## START PROVIDED TEXT

Over 65 years ago, in 1904, this court first enunciated the rule that the standard by which a voter’s signature on a nomination paper was to be tested was his signature as it appeared on the voting list. Attorney General v. Clarke, 26 R. I. 470, 59 A. 395. The court ruled that this standard excluded the use of abbreviations and initials unless they appeared on the voting list. The statute at issue before the court was G. L. 1896, chap. 11, sec. 13. The relevant part thereof reads as follows: “Each voter signing a nomination-paper shall add to his signature his place of residence * * This holding in the Clarke case was later followed in Stone v. Waterman, 70 A. 1009 and Dupre v. St. Jacques, 51 R. I. 190, 153 A. 240. In Dupre the court pointed out that the voting list was made up of an alphabetical list of the names of those persons who were qualified to vote together with the address of their residence so far as this information could be ascertained from the “registry book” and from such other evidence as the board might require in the case of any name appearing on the list. The court then went on to say that if a person wrote his name in the registry book and it appeared on the voting list as it was written in the registry book, it was not unreasonable to require such a person to sign his name in the same form when he signed a nomination paper. The statute in the Stone and Dupre cases was identical with the statute cited in Clarke and it remained unchanged until May 28, 1947.

On that day, the Governor approved the provisions of P. L. 1947, chap. 1886, better known as the direct primary law. Up to that time, the parties’ candidates were chosen by a caucus or convention. One of the purposes of this legislation was to give the members of a political party a greater voice in the selection of party candidates and party officials. Section 10 of the new legislation read that “Every voter signing a nomination duplicate shall sign in person with his name as it appears on the voting list and the place where he is then living, with the street number, if any * * The legislation was to take effect on July 1, 1948. Different primary days for each party were scheduled for September 1948. The State Board of Elections was empowered to make such rules as it deemed would promote the objects and purposes of the legislation and to render an annual report in writing to the General Assembly embodying any amendment it believes should be made to the act.

The state board made its first report to the Legislature in 1948 and, as a result, the new primary act underwent a thorough revision. This revision is known and cited as P. L. 1948, chap. 2100. That part of sec. 10 of the original act dealing with the manner of signing nomination papers was revised to read exactly as §17-14-8 reads today.

In early June 1951, a limited constitutional convention was convened. The delegates approved a proposal calling for the amendment of the constitution which led to the establishment of a system of permanent registration of voters. On June 28, 1951, the electorate adopted art. XXIX —the Permanent Eegistration amendment. Before 1951, a voter who did not own any real or personal property was required to register with the local board of canvassers every two years.

Once the constitutional amendment was adopted, the Legislature met in special session and enacted P. L. 1951, Special Session, chap. 2870. This law, now chap. 9 of title 17, provided for a modern system of voter registration and required a complete new registration of all voters. Now, once a voter registers under this system, he need not re-register again unless his name be stricken from the list for one of the reasons in the statute, or unless he moves his home and residence to another municipality.

## END PROVIDED TEXT
## START STORED DATA

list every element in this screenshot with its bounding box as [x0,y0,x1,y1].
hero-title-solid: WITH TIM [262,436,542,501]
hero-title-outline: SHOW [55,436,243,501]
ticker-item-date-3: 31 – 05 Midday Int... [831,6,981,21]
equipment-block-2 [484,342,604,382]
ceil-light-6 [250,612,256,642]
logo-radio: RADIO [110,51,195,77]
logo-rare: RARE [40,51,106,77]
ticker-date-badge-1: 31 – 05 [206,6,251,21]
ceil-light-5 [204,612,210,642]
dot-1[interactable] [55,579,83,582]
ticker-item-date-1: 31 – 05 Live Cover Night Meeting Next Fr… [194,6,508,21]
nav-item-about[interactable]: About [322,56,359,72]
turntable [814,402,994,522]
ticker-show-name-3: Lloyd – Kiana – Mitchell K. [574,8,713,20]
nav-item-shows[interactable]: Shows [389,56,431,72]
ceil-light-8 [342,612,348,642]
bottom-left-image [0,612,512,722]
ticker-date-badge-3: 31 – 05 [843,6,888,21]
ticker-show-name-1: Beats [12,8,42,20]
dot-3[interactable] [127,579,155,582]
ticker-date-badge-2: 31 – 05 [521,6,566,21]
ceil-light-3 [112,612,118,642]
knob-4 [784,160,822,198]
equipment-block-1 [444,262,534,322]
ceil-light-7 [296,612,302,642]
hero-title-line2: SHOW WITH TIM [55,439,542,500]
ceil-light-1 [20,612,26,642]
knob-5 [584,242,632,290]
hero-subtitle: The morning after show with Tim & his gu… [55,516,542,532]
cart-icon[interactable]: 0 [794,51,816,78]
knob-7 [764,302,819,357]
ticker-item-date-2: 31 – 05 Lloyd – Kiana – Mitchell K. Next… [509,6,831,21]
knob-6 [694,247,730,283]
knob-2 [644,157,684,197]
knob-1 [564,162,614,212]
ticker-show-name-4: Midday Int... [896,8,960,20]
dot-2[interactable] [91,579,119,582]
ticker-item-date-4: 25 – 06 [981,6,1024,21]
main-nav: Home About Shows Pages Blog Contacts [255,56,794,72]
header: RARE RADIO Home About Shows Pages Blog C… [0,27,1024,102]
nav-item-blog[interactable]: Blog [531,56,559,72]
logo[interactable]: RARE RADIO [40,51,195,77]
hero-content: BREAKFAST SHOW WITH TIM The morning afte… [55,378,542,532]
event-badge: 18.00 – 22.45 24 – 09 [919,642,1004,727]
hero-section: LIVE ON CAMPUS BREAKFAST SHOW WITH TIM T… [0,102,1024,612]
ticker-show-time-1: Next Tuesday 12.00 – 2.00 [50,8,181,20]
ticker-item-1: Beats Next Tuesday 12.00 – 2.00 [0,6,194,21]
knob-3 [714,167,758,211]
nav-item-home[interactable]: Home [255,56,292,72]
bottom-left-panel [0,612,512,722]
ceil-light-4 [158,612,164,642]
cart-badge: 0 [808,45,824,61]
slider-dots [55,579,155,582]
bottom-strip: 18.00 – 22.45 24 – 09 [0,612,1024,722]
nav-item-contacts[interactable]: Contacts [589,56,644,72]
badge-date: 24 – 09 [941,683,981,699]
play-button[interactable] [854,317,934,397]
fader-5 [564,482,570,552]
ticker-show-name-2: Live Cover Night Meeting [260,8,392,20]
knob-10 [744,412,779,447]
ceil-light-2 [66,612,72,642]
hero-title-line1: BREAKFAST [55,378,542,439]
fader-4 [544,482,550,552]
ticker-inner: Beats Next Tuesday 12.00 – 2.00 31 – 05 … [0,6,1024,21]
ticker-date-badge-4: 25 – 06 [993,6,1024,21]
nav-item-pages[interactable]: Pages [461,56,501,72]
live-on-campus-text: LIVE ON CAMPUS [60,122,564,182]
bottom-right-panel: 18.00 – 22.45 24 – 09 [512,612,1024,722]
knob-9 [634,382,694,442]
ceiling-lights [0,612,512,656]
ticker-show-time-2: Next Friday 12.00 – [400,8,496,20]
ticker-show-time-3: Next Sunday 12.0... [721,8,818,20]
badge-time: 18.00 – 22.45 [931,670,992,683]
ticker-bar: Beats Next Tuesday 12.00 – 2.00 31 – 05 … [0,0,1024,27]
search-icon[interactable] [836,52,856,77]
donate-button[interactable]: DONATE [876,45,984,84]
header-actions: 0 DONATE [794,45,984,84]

## END STORED DATA

> **THE TASKS**
1. Copy the nomination-paper text from "The state board made" down to "every two years.", replacing "electorate" with "voters".
2. Answer these questions from the nomination-paper text:
(a) In what year did the court first state the rule in Attorney General v. Clarke?
(b) On what date did the electorate adopt art. XXIX?
(c) Before 1951, how often did a voter who owned no real or personal property have to register?
None of the entries are needed for this work.

> **ANSWERS BELOW**
1.
The state board made its first report to the Legislature in 1948 and, as a result, the new primary act underwent a thorough revision. This revision is known and cited as P. L. 1948, chap. 2100. That part of sec. 10 of the original act dealing with the manner of signing nomination papers was revised to read exactly as §17-14-8 reads today.

In early June 1951, a limited constitutional convention was convened. The delegates approved a proposal calling for the amendment of the constitution which led to the establishment of a system of permanent registration of voters. On June 28, 1951, the voters adopted art. XXIX —the Permanent Eegistration amendment. Before 1951, a voter who did not own any real or personal property was required to register with the local board of canvassers every two years.

2.
(a) 1904
(b) June 28, 1951
(c) Every two years